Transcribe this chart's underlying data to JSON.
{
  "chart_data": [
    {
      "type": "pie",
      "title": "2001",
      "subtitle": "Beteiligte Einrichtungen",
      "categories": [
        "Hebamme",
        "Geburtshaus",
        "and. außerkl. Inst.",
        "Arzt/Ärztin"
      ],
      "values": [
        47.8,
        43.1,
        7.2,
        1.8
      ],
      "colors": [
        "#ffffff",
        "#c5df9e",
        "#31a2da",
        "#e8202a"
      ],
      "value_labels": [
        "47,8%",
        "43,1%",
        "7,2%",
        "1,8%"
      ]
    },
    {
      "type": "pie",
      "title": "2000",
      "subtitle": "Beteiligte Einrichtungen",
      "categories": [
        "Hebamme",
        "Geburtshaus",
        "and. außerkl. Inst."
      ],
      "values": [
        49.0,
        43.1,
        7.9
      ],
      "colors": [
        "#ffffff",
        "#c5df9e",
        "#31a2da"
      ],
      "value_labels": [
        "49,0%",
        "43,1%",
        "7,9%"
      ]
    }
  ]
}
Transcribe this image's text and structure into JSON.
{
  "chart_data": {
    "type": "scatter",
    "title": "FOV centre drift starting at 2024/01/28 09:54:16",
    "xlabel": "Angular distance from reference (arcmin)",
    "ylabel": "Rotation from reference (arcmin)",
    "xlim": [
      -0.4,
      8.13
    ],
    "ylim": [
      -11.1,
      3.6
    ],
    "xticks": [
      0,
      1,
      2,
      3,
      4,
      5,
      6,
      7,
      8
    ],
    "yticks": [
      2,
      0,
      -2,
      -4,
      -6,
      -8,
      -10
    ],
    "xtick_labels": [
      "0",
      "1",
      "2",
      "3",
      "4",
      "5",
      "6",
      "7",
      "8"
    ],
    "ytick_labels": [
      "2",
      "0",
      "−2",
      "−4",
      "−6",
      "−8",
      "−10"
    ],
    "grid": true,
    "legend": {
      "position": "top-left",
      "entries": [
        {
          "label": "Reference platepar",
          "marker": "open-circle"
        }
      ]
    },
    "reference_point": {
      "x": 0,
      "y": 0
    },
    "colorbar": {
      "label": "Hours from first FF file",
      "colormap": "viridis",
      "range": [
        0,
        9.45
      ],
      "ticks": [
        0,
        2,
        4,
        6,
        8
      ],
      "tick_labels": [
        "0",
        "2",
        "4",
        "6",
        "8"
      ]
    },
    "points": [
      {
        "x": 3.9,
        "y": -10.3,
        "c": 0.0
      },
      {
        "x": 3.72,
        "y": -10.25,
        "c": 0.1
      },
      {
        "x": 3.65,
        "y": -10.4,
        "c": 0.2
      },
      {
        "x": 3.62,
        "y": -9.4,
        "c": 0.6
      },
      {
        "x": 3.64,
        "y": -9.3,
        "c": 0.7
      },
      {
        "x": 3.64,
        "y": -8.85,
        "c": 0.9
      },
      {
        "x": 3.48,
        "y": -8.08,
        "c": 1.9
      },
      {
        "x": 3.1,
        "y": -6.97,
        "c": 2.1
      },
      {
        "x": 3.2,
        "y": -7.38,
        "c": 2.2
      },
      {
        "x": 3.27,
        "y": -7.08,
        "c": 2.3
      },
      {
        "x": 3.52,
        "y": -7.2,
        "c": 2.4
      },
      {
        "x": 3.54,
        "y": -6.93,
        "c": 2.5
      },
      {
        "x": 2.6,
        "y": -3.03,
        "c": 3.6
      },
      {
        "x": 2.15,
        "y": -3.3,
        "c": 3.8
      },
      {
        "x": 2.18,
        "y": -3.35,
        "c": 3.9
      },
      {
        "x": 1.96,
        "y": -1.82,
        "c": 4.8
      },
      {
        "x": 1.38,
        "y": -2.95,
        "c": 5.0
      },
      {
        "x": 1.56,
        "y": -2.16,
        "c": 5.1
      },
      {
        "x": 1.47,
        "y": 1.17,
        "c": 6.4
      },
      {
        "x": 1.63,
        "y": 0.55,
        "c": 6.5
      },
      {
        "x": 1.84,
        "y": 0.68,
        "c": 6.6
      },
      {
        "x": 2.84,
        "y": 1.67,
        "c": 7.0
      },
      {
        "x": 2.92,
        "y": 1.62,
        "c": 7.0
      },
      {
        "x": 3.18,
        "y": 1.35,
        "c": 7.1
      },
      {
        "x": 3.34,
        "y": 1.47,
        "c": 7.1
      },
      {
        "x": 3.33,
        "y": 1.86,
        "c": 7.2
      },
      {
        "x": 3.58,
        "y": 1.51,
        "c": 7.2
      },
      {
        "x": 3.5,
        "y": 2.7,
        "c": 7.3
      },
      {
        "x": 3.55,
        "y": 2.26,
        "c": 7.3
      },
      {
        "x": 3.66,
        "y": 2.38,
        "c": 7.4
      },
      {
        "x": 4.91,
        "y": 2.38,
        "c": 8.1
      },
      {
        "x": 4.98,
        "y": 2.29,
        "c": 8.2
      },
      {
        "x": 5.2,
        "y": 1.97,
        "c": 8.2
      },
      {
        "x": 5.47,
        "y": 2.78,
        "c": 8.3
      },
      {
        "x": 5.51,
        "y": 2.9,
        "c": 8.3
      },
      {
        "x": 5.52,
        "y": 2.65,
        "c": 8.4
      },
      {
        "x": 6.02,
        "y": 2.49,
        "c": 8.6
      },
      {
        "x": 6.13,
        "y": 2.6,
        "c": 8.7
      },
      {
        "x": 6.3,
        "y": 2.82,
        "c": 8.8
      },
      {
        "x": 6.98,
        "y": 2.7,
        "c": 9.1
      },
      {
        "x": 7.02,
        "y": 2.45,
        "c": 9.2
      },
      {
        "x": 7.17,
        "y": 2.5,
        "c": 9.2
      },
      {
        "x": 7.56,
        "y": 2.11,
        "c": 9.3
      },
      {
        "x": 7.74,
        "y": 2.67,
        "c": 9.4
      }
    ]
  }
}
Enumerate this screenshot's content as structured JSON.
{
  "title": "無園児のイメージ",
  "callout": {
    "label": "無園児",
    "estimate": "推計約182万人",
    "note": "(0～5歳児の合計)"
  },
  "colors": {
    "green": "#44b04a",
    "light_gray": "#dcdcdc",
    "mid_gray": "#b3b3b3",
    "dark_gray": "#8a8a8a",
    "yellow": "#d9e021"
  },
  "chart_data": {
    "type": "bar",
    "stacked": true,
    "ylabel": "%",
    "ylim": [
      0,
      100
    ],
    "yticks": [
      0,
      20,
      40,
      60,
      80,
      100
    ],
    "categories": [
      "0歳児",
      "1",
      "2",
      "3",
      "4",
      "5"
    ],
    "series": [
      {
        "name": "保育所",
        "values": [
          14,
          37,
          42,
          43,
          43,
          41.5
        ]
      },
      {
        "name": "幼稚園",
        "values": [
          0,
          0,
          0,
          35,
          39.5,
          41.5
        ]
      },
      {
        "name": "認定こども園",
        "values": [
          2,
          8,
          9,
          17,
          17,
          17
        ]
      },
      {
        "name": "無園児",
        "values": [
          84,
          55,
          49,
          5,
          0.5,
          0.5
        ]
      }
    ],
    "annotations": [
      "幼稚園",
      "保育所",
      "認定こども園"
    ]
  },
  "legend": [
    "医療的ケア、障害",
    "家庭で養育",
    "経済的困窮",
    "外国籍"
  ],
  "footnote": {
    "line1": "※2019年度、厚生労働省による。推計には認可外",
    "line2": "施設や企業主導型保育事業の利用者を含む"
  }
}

------------------------------------------------------------

Copy all lines from the listing that contain "JSON".

> [TASK OUTPUT]:
Transcribe this chart's underlying data to JSON.
Transcribe this image's text and structure into JSON.
Enumerate this screenshot's content as structured JSON.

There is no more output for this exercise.